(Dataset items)
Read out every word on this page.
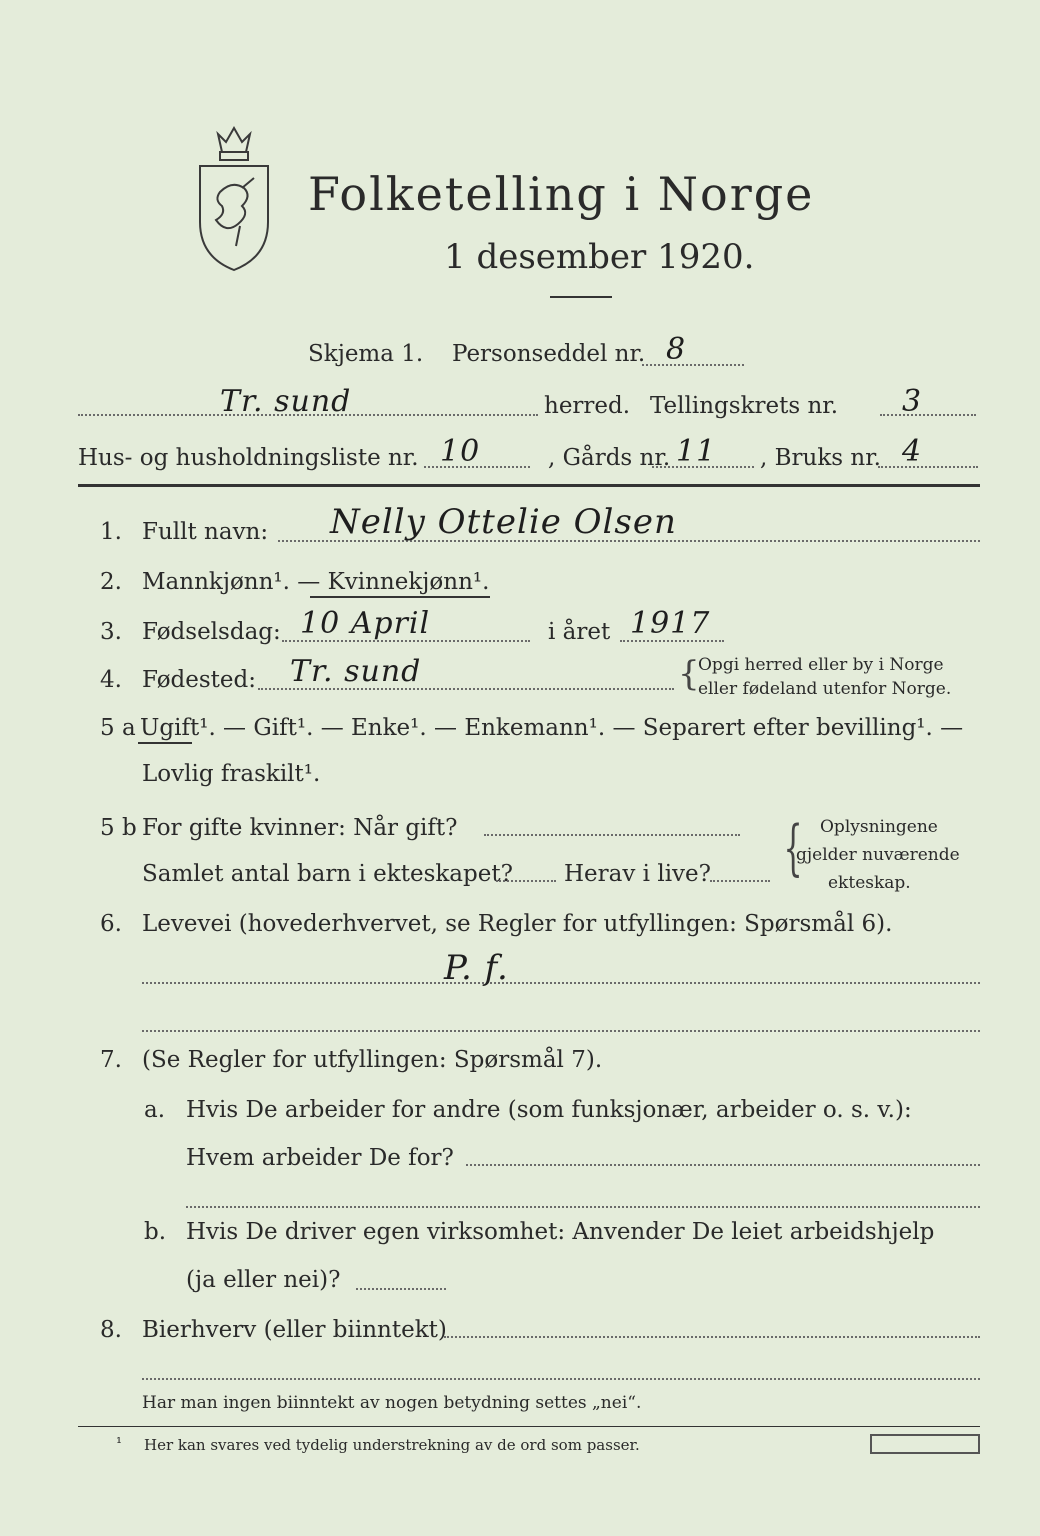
Folketelling i Norge
1 desember 1920.
Skjema 1. Personseddel nr. 8
Tr. sund	herred. Tellingskrets nr. 3
Hus- og husholdningsliste nr. 10	, Gårds nr. 11 , Bruks nr. 4
1. Fullt navn: Nelly Ottelie Olsen
2. Mannkjønn¹. — Kvinnekjønn¹.
3. Fødselsdag: 10 April	i året 1917
4. Fødested: Tr. sund	{
Opgi herred eller by i Norge
eller fødeland utenfor Norge.
5 a Ugift¹. — Gift¹. — Enke¹. — Enkemann¹. — Separert efter bevilling¹. —
Lovlig fraskilt¹.
5 b For gifte kvinner: Når gift?
Samlet antal barn i ekteskapet? Herav i live? { Oplysningene
gjelder nuværende
ekteskap.
6. Levevei (hovederhvervet, se Regler for utfyllingen: Spørsmål 6).
P. f.
7. (Se Regler for utfyllingen: Spørsmål 7).
a. Hvis De arbeider for andre (som funksjonær, arbeider o. s. v.):
Hvem arbeider De for?
b. Hvis De driver egen virksomhet: Anvender De leiet arbeidshjelp
(ja eller nei)?
8. Bierhverv (eller biinntekt)
Har man ingen biinntekt av nogen betydning settes „nei“.
¹ Her kan svares ved tydelig understrekning av de ord som passer.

* The request:
Your task is to repeat the material above exactly, without its pictures.

* Solved exercise:
Read out every word on this page.
Folketelling i Norge
1 desember 1920.
Skjema 1. Personseddel nr. 8
Tr. sund	herred. Tellingskrets nr. 3
Hus- og husholdningsliste nr. 10	, Gårds nr. 11 , Bruks nr. 4
1. Fullt navn: Nelly Ottelie Olsen
2. Mannkjønn¹. — Kvinnekjønn¹.
3. Fødselsdag: 10 April	i året 1917
4. Fødested: Tr. sund	{
Opgi herred eller by i Norge
eller fødeland utenfor Norge.
5 a Ugift¹. — Gift¹. — Enke¹. — Enkemann¹. — Separert efter bevilling¹. —
Lovlig fraskilt¹.
5 b For gifte kvinner: Når gift?
Samlet antal barn i ekteskapet? Herav i live? { Oplysningene
gjelder nuværende
ekteskap.
6. Levevei (hovederhvervet, se Regler for utfyllingen: Spørsmål 6).
P. f.
7. (Se Regler for utfyllingen: Spørsmål 7).
a. Hvis De arbeider for andre (som funksjonær, arbeider o. s. v.):
Hvem arbeider De for?
b. Hvis De driver egen virksomhet: Anvender De leiet arbeidshjelp
(ja eller nei)?
8. Bierhverv (eller biinntekt)
Har man ingen biinntekt av nogen betydning settes „nei“.
¹ Her kan svares ved tydelig understrekning av de ord som passer.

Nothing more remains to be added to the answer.